**Problem statement:** Retype the lines exactly, from the very first one down to the one containing "svg-text:7000: 7000: [41, 347, 67, 359]", with that one included.

**Exercise input:**
»»

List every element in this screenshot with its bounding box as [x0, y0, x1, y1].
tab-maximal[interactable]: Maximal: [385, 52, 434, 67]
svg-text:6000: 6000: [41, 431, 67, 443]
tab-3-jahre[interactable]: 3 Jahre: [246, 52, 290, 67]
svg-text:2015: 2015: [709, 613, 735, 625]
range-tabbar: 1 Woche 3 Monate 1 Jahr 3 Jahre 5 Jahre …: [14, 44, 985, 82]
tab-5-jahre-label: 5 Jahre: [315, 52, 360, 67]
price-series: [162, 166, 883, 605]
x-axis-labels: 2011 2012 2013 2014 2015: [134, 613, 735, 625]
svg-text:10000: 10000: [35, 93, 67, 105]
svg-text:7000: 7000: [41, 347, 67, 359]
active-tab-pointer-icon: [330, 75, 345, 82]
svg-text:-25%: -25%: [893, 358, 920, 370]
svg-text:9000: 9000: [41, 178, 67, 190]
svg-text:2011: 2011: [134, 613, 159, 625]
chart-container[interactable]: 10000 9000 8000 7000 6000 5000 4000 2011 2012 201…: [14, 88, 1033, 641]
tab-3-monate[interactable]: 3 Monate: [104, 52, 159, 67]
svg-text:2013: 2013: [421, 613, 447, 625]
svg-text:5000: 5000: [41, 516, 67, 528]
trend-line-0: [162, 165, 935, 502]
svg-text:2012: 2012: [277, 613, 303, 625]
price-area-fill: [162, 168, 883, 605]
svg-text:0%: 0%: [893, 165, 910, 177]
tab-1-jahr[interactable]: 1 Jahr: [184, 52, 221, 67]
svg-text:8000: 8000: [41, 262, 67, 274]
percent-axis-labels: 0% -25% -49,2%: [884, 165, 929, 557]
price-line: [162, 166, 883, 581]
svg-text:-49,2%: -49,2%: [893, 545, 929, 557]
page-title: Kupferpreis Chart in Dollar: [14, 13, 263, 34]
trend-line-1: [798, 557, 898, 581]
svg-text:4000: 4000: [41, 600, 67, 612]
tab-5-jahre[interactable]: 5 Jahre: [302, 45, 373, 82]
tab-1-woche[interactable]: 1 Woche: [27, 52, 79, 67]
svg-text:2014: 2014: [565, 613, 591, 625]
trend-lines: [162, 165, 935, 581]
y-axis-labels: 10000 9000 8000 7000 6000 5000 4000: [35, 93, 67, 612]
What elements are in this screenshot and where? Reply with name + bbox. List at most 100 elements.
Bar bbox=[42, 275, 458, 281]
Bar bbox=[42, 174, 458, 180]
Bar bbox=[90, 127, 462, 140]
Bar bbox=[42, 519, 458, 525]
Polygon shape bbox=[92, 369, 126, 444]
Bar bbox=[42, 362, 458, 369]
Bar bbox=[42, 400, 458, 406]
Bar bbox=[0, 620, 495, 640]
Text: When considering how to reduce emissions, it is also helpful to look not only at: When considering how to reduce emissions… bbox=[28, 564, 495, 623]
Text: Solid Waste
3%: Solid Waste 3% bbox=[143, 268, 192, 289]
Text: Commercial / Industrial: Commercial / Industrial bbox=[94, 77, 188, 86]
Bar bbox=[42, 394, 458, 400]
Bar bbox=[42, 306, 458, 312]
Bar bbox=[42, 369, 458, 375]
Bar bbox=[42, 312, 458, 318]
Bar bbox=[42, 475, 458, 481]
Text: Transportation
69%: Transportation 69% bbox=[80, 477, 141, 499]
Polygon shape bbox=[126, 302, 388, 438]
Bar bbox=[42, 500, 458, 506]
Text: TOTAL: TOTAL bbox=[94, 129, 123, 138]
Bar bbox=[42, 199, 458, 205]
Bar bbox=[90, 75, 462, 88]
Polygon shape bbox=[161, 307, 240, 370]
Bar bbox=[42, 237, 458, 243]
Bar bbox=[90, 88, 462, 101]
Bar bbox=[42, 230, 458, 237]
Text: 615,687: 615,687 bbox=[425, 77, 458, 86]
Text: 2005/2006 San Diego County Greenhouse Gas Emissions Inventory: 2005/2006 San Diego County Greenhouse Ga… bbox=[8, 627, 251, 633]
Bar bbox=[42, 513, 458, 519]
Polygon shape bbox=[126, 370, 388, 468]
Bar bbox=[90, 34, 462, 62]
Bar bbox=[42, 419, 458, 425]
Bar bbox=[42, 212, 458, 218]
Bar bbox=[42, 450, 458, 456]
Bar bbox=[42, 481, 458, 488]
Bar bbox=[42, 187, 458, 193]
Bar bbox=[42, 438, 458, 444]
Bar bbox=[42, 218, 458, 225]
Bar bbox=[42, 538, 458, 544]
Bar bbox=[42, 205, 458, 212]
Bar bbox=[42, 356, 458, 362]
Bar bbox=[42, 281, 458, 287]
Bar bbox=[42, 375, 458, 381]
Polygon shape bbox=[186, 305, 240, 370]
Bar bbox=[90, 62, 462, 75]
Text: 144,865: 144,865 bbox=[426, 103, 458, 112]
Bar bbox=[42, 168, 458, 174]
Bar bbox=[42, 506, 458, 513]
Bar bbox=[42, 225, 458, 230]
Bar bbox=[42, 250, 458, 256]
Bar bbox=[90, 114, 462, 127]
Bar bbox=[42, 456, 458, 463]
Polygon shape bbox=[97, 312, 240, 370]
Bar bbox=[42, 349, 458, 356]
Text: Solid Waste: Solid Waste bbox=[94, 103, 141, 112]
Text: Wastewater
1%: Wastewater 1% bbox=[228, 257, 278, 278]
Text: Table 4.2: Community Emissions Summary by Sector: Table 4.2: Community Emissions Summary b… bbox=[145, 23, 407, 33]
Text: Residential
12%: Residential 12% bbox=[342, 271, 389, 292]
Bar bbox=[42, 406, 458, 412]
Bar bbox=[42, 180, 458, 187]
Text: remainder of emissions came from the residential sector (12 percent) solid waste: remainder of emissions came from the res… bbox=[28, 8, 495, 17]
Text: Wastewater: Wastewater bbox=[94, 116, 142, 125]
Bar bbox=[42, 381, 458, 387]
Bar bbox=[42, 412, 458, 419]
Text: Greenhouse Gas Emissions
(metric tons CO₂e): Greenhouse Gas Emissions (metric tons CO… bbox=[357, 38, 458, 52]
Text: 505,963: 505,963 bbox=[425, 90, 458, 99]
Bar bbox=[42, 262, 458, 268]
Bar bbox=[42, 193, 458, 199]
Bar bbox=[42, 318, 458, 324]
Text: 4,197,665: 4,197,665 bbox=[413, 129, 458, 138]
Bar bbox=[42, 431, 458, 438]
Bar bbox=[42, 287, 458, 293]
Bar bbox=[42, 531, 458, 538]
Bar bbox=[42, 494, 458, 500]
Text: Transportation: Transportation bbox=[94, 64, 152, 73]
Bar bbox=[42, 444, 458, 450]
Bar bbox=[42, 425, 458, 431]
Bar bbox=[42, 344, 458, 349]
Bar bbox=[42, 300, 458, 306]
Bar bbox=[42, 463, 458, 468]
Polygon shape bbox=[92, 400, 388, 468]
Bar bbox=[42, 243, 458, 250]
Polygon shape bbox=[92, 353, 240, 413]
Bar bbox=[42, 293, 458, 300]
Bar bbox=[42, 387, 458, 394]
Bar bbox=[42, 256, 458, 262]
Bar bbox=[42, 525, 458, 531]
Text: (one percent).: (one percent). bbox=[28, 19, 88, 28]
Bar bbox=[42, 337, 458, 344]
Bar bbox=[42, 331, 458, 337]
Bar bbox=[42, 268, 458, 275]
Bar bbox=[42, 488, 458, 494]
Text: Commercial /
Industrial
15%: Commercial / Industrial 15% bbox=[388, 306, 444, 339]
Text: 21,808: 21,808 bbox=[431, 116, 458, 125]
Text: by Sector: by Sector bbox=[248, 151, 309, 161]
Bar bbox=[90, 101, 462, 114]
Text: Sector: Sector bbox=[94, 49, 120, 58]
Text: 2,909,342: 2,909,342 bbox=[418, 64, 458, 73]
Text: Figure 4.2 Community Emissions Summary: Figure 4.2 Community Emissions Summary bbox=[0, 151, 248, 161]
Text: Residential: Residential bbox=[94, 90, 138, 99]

««

**Task result:**
List every element in this screenshot with its bounding box as [x0, y0, x1, y1].
tab-maximal[interactable]: Maximal: [385, 52, 434, 67]
svg-text:6000: 6000: [41, 431, 67, 443]
tab-3-jahre[interactable]: 3 Jahre: [246, 52, 290, 67]
svg-text:2015: 2015: [709, 613, 735, 625]
range-tabbar: 1 Woche 3 Monate 1 Jahr 3 Jahre 5 Jahre …: [14, 44, 985, 82]
tab-5-jahre-label: 5 Jahre: [315, 52, 360, 67]
price-series: [162, 166, 883, 605]
x-axis-labels: 2011 2012 2013 2014 2015: [134, 613, 735, 625]
svg-text:10000: 10000: [35, 93, 67, 105]
svg-text:7000: 7000: [41, 347, 67, 359]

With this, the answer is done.